Goal. Pull every line that holds the word "более" from the entries.

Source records
++++++++
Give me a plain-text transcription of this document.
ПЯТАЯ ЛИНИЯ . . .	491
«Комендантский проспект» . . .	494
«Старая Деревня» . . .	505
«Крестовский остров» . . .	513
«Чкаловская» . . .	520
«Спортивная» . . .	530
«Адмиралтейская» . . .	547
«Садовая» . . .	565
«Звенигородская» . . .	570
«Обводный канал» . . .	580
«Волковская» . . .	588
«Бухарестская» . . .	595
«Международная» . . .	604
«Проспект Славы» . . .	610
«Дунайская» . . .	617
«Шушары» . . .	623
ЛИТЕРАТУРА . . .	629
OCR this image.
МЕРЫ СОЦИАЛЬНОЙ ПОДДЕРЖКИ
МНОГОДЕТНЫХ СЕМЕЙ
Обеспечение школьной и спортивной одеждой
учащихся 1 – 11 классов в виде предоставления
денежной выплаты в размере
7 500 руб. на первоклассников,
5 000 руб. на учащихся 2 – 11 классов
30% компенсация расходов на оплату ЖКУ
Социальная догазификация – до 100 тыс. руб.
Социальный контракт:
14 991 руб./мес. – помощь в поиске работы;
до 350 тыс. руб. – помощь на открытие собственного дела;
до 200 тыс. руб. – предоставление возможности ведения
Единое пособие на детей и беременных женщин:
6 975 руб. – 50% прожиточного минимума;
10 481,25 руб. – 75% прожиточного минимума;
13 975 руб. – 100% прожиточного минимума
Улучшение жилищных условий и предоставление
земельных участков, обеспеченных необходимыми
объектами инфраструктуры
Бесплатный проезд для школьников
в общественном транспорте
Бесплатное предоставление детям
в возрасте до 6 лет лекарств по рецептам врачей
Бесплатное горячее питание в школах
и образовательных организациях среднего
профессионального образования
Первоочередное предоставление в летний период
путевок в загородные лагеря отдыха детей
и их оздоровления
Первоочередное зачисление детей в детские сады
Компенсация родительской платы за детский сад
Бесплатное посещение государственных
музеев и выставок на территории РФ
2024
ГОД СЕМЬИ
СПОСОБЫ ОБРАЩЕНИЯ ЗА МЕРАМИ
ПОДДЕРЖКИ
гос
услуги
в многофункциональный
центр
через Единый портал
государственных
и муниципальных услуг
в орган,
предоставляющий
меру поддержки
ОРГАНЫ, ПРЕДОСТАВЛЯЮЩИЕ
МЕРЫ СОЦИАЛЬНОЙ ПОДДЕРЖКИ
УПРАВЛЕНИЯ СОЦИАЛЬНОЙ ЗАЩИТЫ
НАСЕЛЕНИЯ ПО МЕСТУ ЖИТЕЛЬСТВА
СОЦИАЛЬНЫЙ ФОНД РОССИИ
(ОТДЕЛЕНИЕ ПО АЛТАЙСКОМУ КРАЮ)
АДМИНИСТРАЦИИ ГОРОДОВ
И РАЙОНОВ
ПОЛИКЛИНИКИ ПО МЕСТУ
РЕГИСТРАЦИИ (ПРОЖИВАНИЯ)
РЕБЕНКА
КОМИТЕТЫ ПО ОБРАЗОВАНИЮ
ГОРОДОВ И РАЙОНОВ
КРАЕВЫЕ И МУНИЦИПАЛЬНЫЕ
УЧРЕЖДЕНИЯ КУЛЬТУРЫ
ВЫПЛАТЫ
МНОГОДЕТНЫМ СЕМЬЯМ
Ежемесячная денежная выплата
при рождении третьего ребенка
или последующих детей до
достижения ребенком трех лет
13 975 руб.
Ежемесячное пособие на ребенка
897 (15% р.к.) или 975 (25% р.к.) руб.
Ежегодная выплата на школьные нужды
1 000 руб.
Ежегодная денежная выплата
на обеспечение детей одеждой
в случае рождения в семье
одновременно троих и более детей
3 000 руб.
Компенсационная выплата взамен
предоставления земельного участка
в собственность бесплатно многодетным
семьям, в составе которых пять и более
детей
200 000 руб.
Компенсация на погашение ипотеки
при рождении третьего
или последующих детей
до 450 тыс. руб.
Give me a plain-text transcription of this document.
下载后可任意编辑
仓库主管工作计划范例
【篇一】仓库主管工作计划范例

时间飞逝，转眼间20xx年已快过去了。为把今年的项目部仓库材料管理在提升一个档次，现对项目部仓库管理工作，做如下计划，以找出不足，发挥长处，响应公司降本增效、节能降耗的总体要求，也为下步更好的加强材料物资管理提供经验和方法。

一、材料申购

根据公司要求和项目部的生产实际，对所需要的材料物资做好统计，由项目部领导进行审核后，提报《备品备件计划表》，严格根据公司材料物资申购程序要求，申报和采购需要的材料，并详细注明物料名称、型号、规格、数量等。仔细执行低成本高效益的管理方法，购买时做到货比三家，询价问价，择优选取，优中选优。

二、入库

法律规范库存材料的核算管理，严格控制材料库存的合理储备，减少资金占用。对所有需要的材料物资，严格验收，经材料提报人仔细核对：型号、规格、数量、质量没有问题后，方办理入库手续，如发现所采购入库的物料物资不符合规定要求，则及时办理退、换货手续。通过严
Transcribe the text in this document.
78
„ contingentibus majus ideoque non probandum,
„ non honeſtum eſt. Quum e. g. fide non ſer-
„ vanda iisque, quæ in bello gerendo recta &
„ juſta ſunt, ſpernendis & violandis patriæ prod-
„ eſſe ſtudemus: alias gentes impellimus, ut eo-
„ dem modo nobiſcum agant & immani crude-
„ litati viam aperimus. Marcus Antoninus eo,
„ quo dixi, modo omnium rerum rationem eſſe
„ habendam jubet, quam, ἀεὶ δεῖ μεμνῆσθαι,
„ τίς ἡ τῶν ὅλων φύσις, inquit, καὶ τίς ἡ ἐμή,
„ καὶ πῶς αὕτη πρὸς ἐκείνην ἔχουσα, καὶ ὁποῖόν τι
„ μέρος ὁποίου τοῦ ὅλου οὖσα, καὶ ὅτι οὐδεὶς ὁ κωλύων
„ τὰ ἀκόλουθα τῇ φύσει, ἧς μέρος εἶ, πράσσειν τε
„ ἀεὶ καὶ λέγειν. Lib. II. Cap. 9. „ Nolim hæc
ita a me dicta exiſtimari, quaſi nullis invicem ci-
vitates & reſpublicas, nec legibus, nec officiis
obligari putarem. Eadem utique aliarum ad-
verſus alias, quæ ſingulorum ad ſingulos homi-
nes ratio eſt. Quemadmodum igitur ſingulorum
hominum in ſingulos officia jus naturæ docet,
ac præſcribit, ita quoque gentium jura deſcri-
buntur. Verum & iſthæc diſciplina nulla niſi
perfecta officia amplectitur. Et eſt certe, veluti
++++++++
Correct response.
одновременно троих и более детей
семьям, в составе которых пять и более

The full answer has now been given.